## EXERCISE DETAILS
Write the material out again exactly as it stands.

## MATERIALS PROVIDED
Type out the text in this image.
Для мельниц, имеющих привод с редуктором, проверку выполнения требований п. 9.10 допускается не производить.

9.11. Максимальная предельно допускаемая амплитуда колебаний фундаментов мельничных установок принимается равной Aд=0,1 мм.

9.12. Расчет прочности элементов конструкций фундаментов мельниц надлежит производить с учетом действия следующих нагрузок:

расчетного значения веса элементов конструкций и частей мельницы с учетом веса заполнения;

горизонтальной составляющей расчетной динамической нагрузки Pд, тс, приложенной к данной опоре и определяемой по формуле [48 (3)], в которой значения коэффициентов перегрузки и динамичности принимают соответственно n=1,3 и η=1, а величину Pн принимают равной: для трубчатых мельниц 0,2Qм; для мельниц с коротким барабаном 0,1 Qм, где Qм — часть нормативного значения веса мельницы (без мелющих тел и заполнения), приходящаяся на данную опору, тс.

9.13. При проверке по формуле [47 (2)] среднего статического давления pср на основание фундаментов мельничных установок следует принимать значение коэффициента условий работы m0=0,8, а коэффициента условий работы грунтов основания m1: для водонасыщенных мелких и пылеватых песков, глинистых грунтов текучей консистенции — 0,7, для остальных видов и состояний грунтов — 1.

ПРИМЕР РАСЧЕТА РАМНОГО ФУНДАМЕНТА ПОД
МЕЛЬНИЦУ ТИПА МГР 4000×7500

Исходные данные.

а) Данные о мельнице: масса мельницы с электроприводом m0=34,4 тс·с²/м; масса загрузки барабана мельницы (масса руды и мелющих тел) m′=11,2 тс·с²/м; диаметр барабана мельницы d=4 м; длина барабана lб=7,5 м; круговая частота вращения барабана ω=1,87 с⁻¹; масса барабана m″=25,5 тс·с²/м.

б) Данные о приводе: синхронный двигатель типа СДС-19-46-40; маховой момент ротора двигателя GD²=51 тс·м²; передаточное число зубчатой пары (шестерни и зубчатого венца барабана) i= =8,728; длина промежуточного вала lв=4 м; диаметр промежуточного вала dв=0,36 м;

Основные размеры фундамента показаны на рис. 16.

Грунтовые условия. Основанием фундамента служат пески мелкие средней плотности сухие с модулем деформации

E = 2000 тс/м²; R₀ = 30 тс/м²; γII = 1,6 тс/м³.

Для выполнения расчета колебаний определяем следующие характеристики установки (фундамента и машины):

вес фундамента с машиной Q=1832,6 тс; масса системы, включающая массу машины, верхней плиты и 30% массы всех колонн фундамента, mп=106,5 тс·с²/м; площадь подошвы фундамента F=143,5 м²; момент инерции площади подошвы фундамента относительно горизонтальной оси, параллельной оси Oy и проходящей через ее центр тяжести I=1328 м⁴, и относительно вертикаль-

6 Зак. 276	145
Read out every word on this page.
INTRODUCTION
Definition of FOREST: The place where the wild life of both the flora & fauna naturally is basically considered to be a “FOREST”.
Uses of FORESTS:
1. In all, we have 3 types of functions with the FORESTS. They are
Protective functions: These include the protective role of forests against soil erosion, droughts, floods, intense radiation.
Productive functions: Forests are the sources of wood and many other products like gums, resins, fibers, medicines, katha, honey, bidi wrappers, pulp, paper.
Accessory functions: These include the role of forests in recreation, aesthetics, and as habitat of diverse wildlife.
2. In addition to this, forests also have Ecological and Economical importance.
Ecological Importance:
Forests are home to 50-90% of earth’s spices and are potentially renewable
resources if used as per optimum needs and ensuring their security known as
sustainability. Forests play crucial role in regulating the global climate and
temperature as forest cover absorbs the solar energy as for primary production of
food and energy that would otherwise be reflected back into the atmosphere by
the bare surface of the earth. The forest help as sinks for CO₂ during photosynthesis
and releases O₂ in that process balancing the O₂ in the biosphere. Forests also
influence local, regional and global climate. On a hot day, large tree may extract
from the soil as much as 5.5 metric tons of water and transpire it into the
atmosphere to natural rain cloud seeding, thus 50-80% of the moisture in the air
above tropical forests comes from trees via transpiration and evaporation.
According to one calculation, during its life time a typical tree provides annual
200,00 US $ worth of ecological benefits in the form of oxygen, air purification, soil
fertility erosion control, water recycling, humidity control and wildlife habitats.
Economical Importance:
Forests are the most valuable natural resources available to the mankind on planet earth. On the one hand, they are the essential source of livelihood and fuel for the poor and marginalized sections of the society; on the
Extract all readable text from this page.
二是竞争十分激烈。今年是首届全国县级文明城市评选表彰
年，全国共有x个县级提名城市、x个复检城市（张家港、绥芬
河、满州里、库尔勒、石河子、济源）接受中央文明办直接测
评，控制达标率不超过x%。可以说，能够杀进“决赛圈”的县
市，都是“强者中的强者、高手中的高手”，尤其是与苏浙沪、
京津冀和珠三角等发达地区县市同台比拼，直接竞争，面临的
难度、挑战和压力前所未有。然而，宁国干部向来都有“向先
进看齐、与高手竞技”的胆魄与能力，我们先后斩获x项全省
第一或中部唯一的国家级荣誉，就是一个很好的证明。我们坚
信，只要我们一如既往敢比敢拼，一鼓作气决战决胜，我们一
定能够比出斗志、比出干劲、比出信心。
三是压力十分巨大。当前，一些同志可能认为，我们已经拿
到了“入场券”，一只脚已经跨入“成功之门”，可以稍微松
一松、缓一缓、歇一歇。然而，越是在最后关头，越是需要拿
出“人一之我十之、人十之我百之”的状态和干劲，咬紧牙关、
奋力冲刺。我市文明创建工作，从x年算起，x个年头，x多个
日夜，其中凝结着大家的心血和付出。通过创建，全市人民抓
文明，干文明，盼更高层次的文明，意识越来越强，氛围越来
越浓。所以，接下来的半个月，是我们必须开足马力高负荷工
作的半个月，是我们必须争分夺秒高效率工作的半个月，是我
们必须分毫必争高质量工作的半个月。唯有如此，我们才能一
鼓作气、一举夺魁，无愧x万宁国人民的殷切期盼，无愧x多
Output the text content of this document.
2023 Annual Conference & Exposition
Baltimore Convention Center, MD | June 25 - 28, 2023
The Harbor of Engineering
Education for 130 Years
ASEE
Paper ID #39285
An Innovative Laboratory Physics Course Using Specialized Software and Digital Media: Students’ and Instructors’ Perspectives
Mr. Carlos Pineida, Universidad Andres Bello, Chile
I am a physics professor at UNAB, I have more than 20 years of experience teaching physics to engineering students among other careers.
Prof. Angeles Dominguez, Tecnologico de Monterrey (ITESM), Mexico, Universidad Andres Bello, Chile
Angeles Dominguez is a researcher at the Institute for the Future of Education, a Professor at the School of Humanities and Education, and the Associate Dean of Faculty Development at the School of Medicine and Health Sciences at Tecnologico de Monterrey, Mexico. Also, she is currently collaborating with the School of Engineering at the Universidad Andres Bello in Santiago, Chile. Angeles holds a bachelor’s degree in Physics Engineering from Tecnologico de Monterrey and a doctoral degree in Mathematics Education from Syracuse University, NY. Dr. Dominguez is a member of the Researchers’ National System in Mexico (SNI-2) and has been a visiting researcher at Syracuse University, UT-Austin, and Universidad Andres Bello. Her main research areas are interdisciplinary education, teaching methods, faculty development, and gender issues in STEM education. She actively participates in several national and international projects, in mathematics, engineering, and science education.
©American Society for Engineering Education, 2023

## FULL OUTPUT
Type out the text in this image.
Для мельниц, имеющих привод с редуктором, проверку выполнения требований п. 9.10 допускается не производить.

9.11. Максимальная предельно допускаемая амплитуда колебаний фундаментов мельничных установок принимается равной Aд=0,1 мм.

9.12. Расчет прочности элементов конструкций фундаментов мельниц надлежит производить с учетом действия следующих нагрузок:

расчетного значения веса элементов конструкций и частей мельницы с учетом веса заполнения;

горизонтальной составляющей расчетной динамической нагрузки Pд, тс, приложенной к данной опоре и определяемой по формуле [48 (3)], в которой значения коэффициентов перегрузки и динамичности принимают соответственно n=1,3 и η=1, а величину Pн принимают равной: для трубчатых мельниц 0,2Qм; для мельниц с коротким барабаном 0,1 Qм, где Qм — часть нормативного значения веса мельницы (без мелющих тел и заполнения), приходящаяся на данную опору, тс.

9.13. При проверке по формуле [47 (2)] среднего статического давления pср на основание фундаментов мельничных установок следует принимать значение коэффициента условий работы m0=0,8, а коэффициента условий работы грунтов основания m1: для водонасыщенных мелких и пылеватых песков, глинистых грунтов текучей консистенции — 0,7, для остальных видов и состояний грунтов — 1.

ПРИМЕР РАСЧЕТА РАМНОГО ФУНДАМЕНТА ПОД
МЕЛЬНИЦУ ТИПА МГР 4000×7500

Исходные данные.

а) Данные о мельнице: масса мельницы с электроприводом m0=34,4 тс·с²/м; масса загрузки барабана мельницы (масса руды и мелющих тел) m′=11,2 тс·с²/м; диаметр барабана мельницы d=4 м; длина барабана lб=7,5 м; круговая частота вращения барабана ω=1,87 с⁻¹; масса барабана m″=25,5 тс·с²/м.

б) Данные о приводе: синхронный двигатель типа СДС-19-46-40; маховой момент ротора двигателя GD²=51 тс·м²; передаточное число зубчатой пары (шестерни и зубчатого венца барабана) i= =8,728; длина промежуточного вала lв=4 м; диаметр промежуточного вала dв=0,36 м;

Основные размеры фундамента показаны на рис. 16.

Грунтовые условия. Основанием фундамента служат пески мелкие средней плотности сухие с модулем деформации

E = 2000 тс/м²; R₀ = 30 тс/м²; γII = 1,6 тс/м³.

Для выполнения расчета колебаний определяем следующие характеристики установки (фундамента и машины):

вес фундамента с машиной Q=1832,6 тс; масса системы, включающая массу машины, верхней плиты и 30% массы всех колонн фундамента, mп=106,5 тс·с²/м; площадь подошвы фундамента F=143,5 м²; момент инерции площади подошвы фундамента относительно горизонтальной оси, параллельной оси Oy и проходящей через ее центр тяжести I=1328 м⁴, и относительно вертикаль-

6 Зак. 276	145
Read out every word on this page.
INTRODUCTION
Definition of FOREST: The place where the wild life of both the flora & fauna naturally is basically considered to be a “FOREST”.
Uses of FORESTS:
1. In all, we have 3 types of functions with the FORESTS. They are
Protective functions: These include the protective role of forests against soil erosion, droughts, floods, intense radiation.
Productive functions: Forests are the sources of wood and many other products like gums, resins, fibers, medicines, katha, honey, bidi wrappers, pulp, paper.
Accessory functions: These include the role of forests in recreation, aesthetics, and as habitat of diverse wildlife.
2. In addition to this, forests also have Ecological and Economical importance.
Ecological Importance:
Forests are home to 50-90% of earth’s spices and are potentially renewable
resources if used as per optimum needs and ensuring their security known as
sustainability. Forests play crucial role in regulating the global climate and
temperature as forest cover absorbs the solar energy as for primary production of
food and energy that would otherwise be reflected back into the atmosphere by
the bare surface of the earth. The forest help as sinks for CO₂ during photosynthesis
and releases O₂ in that process balancing the O₂ in the biosphere. Forests also
influence local, regional and global climate. On a hot day, large tree may extract
from the soil as much as 5.5 metric tons of water and transpire it into the
atmosphere to natural rain cloud seeding, thus 50-80% of the moisture in the air
above tropical forests comes from trees via transpiration and evaporation.
According to one calculation, during its life time a typical tree provides annual
200,00 US $ worth of ecological benefits in the form of oxygen, air purification, soil
fertility erosion control, water recycling, humidity control and wildlife habitats.
Economical Importance:
Forests are the most valuable natural resources available to the mankind on planet earth. On the one hand, they are the essential source of livelihood and fuel for the poor and marginalized sections of the society; on the
Extract all readable text from this page.
二是竞争十分激烈。今年是首届全国县级文明城市评选表彰
年，全国共有x个县级提名城市、x个复检城市（张家港、绥芬
河、满州里、库尔勒、石河子、济源）接受中央文明办直接测
评，控制达标率不超过x%。可以说，能够杀进“决赛圈”的县
市，都是“强者中的强者、高手中的高手”，尤其是与苏浙沪、
京津冀和珠三角等发达地区县市同台比拼，直接竞争，面临的
难度、挑战和压力前所未有。然而，宁国干部向来都有“向先
进看齐、与高手竞技”的胆魄与能力，我们先后斩获x项全省
第一或中部唯一的国家级荣誉，就是一个很好的证明。我们坚
信，只要我们一如既往敢比敢拼，一鼓作气决战决胜，我们一
定能够比出斗志、比出干劲、比出信心。
三是压力十分巨大。当前，一些同志可能认为，我们已经拿
到了“入场券”，一只脚已经跨入“成功之门”，可以稍微松
一松、缓一缓、歇一歇。然而，越是在最后关头，越是需要拿
出“人一之我十之、人十之我百之”的状态和干劲，咬紧牙关、
奋力冲刺。我市文明创建工作，从x年算起，x个年头，x多个
日夜，其中凝结着大家的心血和付出。通过创建，全市人民抓
文明，干文明，盼更高层次的文明，意识越来越强，氛围越来
越浓。所以，接下来的半个月，是我们必须开足马力高负荷工
作的半个月，是我们必须争分夺秒高效率工作的半个月，是我
们必须分毫必争高质量工作的半个月。唯有如此，我们才能一
鼓作气、一举夺魁，无愧x万宁国人民的殷切期盼，无愧x多
Output the text content of this document.
2023 Annual Conference & Exposition
Baltimore Convention Center, MD | June 25 - 28, 2023
The Harbor of Engineering
Education for 130 Years
ASEE
Paper ID #39285
An Innovative Laboratory Physics Course Using Specialized Software and Digital Media: Students’ and Instructors’ Perspectives
Mr. Carlos Pineida, Universidad Andres Bello, Chile
I am a physics professor at UNAB, I have more than 20 years of experience teaching physics to engineering students among other careers.
Prof. Angeles Dominguez, Tecnologico de Monterrey (ITESM), Mexico, Universidad Andres Bello, Chile
Angeles Dominguez is a researcher at the Institute for the Future of Education, a Professor at the School of Humanities and Education, and the Associate Dean of Faculty Development at the School of Medicine and Health Sciences at Tecnologico de Monterrey, Mexico. Also, she is currently collaborating with the School of Engineering at the Universidad Andres Bello in Santiago, Chile. Angeles holds a bachelor’s degree in Physics Engineering from Tecnologico de Monterrey and a doctoral degree in Mathematics Education from Syracuse University, NY. Dr. Dominguez is a member of the Researchers’ National System in Mexico (SNI-2) and has been a visiting researcher at Syracuse University, UT-Austin, and Universidad Andres Bello. Her main research areas are interdisciplinary education, teaching methods, faculty development, and gender issues in STEM education. She actively participates in several national and international projects, in mathematics, engineering, and science education.
©American Society for Engineering Education, 2023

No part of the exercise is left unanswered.